● SET PROBLEM:
Retype the passage of the Bayesian decision theory text, everything from "# Bayesian decision" down to "to as estimators.", keeping every word and mark unchanged.

● EXTRACT:
# Bayesian decision theory

**Bayesian decision theory** refers to a decision theory which is informed by Bayesian probability. It is a fundamental statistical system that tries to quantify the tradeoff between various decisions, making use of probabilities and costs. An agent operating under such a decision theory uses the concepts of Bayesian statistics to estimate the expected value of its actions, and update its expectations based on new information. These agents can and are usually referred to as estimators.

Consider any kind of probability distribution - such as the weather for tomorrow (encompassing several variables such as humidity, rain or temperature). From a Bayesian perspective, that represents a prior distribution. That is, it represents how we believe *today* the weather is going to be tomorrow. By contrast, for a frequentist under classical probability interpretation, it would be a simple distribution function with no special meaning. A Bayesian decision rule is one that consistently tries to minimize the risk of the probability distribution. Such risk can be seen as the difference between the prior beliefs and the real outcomes - the prediction and the actual weather tomorrow.

● RECORDS SHOWN:

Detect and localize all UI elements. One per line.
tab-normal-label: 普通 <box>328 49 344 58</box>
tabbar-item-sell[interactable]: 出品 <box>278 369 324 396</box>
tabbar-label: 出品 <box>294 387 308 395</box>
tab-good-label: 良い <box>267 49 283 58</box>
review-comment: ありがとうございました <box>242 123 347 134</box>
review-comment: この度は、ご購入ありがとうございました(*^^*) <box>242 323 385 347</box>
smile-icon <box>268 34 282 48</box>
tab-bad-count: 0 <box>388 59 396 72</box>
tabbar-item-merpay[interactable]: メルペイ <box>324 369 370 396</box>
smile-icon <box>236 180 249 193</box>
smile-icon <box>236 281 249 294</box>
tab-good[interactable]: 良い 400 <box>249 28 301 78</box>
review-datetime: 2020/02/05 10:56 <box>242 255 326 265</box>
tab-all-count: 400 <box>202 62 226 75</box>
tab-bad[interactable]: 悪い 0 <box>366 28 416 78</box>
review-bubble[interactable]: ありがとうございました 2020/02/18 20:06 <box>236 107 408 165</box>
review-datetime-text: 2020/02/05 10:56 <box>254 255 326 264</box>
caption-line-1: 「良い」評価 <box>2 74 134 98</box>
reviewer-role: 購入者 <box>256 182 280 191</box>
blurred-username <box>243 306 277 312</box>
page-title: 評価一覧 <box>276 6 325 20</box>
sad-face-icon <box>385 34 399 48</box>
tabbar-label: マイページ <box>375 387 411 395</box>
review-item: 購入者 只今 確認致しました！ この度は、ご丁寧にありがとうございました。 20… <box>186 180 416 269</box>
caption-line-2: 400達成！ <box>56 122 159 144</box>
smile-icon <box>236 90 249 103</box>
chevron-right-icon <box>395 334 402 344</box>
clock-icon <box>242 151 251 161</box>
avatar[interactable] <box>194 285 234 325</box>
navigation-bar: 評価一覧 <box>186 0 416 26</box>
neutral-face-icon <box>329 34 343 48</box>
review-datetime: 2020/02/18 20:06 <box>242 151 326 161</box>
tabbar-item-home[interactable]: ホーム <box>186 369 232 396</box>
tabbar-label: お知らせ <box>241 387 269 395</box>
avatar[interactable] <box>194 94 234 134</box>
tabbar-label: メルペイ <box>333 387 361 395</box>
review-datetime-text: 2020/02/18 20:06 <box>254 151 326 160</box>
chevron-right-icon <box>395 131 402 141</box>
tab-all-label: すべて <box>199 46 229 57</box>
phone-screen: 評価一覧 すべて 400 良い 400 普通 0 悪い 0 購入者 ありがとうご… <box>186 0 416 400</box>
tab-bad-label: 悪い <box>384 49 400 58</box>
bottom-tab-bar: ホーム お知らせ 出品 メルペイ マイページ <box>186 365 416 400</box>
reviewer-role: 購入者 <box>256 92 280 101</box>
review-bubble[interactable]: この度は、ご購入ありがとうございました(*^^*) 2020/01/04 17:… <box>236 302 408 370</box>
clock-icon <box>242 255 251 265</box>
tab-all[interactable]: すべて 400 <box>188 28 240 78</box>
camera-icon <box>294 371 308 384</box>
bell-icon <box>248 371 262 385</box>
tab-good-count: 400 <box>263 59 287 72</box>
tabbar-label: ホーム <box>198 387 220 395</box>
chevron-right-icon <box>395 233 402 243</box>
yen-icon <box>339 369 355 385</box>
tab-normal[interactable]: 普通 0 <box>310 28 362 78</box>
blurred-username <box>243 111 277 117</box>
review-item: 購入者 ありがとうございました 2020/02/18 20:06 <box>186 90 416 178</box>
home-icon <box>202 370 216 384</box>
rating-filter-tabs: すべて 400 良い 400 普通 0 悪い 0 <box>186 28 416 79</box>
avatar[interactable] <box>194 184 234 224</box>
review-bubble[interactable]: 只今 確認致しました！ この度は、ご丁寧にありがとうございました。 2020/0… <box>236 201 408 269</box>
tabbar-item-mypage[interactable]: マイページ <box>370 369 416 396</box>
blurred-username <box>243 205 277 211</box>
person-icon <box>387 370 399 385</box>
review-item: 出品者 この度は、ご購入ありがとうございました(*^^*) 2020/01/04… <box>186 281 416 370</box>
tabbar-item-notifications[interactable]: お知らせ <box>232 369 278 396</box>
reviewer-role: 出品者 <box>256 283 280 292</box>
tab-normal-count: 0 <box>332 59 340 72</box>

● EXERCISE SOLUTION:
# Bayesian decision theory

**Bayesian decision theory** refers to a decision theory which is informed by Bayesian probability. It is a fundamental statistical system that tries to quantify the tradeoff between various decisions, making use of probabilities and costs. An agent operating under such a decision theory uses the concepts of Bayesian statistics to estimate the expected value of its actions, and update its expectations based on new information. These agents can and are usually referred to as estimators.